EXERCISE DETAILS: Nothing may be dropped or altered: reproduce all the data.

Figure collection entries
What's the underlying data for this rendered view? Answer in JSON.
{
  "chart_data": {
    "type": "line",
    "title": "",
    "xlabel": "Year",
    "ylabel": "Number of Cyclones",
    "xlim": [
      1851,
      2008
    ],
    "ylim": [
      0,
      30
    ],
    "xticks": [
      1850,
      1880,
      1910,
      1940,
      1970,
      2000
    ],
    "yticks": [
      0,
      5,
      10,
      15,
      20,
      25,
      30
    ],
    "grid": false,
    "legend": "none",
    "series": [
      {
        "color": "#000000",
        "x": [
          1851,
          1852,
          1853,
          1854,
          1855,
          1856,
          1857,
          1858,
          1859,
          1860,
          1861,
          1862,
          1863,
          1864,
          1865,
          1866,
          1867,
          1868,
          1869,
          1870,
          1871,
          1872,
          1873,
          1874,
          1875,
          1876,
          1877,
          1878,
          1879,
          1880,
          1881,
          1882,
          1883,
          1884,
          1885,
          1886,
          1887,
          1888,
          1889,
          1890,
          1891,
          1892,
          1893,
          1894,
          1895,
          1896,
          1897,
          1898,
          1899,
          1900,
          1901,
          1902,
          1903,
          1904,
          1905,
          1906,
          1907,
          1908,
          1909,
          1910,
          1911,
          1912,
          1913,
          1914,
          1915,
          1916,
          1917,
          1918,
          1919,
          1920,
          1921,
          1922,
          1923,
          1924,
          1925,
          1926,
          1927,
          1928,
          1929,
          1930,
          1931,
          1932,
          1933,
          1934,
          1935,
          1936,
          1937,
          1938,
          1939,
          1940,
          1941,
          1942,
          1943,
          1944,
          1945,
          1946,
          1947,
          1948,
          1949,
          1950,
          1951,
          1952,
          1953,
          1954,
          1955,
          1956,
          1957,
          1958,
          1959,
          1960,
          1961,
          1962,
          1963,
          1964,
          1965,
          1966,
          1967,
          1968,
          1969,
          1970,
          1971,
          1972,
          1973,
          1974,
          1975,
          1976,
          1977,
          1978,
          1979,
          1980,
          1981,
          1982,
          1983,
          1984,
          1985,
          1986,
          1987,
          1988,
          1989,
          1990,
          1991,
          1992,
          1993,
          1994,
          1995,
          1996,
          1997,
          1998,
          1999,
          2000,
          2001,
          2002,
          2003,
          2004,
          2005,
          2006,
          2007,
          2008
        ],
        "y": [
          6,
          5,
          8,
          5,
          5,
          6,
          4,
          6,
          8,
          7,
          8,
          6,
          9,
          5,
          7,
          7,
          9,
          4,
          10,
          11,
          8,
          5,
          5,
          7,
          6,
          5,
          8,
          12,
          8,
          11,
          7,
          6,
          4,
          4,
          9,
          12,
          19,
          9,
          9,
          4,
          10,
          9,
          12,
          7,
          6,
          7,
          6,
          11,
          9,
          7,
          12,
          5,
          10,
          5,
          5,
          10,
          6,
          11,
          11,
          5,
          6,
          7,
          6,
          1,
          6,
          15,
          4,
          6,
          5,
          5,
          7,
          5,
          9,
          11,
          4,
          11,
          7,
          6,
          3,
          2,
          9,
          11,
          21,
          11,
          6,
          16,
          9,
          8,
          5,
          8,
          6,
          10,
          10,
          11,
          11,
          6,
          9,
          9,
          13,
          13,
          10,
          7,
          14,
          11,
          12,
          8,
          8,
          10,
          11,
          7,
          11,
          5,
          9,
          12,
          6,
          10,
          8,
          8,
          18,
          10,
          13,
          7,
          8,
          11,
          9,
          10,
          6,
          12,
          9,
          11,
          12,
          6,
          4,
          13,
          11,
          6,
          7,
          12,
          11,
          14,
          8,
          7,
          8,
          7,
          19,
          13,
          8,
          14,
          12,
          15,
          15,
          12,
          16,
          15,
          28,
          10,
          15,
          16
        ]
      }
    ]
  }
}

FINAL ANSWER:
What's the underlying data for this rendered view? Answer in JSON.
{
  "chart_data": {
    "type": "line",
    "title": "",
    "xlabel": "Year",
    "ylabel": "Number of Cyclones",
    "xlim": [
      1851,
      2008
    ],
    "ylim": [
      0,
      30
    ],
    "xticks": [
      1850,
      1880,
      1910,
      1940,
      1970,
      2000
    ],
    "yticks": [
      0,
      5,
      10,
      15,
      20,
      25,
      30
    ],
    "grid": false,
    "legend": "none",
    "series": [
      {
        "color": "#000000",
        "x": [
          1851,
          1852,
          1853,
          1854,
          1855,
          1856,
          1857,
          1858,
          1859,
          1860,
          1861,
          1862,
          1863,
          1864,
          1865,
          1866,
          1867,
          1868,
          1869,
          1870,
          1871,
          1872,
          1873,
          1874,
          1875,
          1876,
          1877,
          1878,
          1879,
          1880,
          1881,
          1882,
          1883,
          1884,
          1885,
          1886,
          1887,
          1888,
          1889,
          1890,
          1891,
          1892,
          1893,
          1894,
          1895,
          1896,
          1897,
          1898,
          1899,
          1900,
          1901,
          1902,
          1903,
          1904,
          1905,
          1906,
          1907,
          1908,
          1909,
          1910,
          1911,
          1912,
          1913,
          1914,
          1915,
          1916,
          1917,
          1918,
          1919,
          1920,
          1921,
          1922,
          1923,
          1924,
          1925,
          1926,
          1927,
          1928,
          1929,
          1930,
          1931,
          1932,
          1933,
          1934,
          1935,
          1936,
          1937,
          1938,
          1939,
          1940,
          1941,
          1942,
          1943,
          1944,
          1945,
          1946,
          1947,
          1948,
          1949,
          1950,
          1951,
          1952,
          1953,
          1954,
          1955,
          1956,
          1957,
          1958,
          1959,
          1960,
          1961,
          1962,
          1963,
          1964,
          1965,
          1966,
          1967,
          1968,
          1969,
          1970,
          1971,
          1972,
          1973,
          1974,
          1975,
          1976,
          1977,
          1978,
          1979,
          1980,
          1981,
          1982,
          1983,
          1984,
          1985,
          1986,
          1987,
          1988,
          1989,
          1990,
          1991,
          1992,
          1993,
          1994,
          1995,
          1996,
          1997,
          1998,
          1999,
          2000,
          2001,
          2002,
          2003,
          2004,
          2005,
          2006,
          2007,
          2008
        ],
        "y": [
          6,
          5,
          8,
          5,
          5,
          6,
          4,
          6,
          8,
          7,
          8,
          6,
          9,
          5,
          7,
          7,
          9,
          4,
          10,
          11,
          8,
          5,
          5,
          7,
          6,
          5,
          8,
          12,
          8,
          11,
          7,
          6,
          4,
          4,
          9,
          12,
          19,
          9,
          9,
          4,
          10,
          9,
          12,
          7,
          6,
          7,
          6,
          11,
          9,
          7,
          12,
          5,
          10,
          5,
          5,
          10,
          6,
          11,
          11,
          5,
          6,
          7,
          6,
          1,
          6,
          15,
          4,
          6,
          5,
          5,
          7,
          5,
          9,
          11,
          4,
          11,
          7,
          6,
          3,
          2,
          9,
          11,
          21,
          11,
          6,
          16,
          9,
          8,
          5,
          8,
          6,
          10,
          10,
          11,
          11,
          6,
          9,
          9,
          13,
          13,
          10,
          7,
          14,
          11,
          12,
          8,
          8,
          10,
          11,
          7,
          11,
          5,
          9,
          12,
          6,
          10,
          8,
          8,
          18,
          10,
          13,
          7,
          8,
          11,
          9,
          10,
          6,
          12,
          9,
          11,
          12,
          6,
          4,
          13,
          11,
          6,
          7,
          12,
          11,
          14,
          8,
          7,
          8,
          7,
          19,
          13,
          8,
          14,
          12,
          15,
          15,
          12,
          16,
          15,
          28,
          10,
          15,
          16
        ]
      }
    ]
  }
}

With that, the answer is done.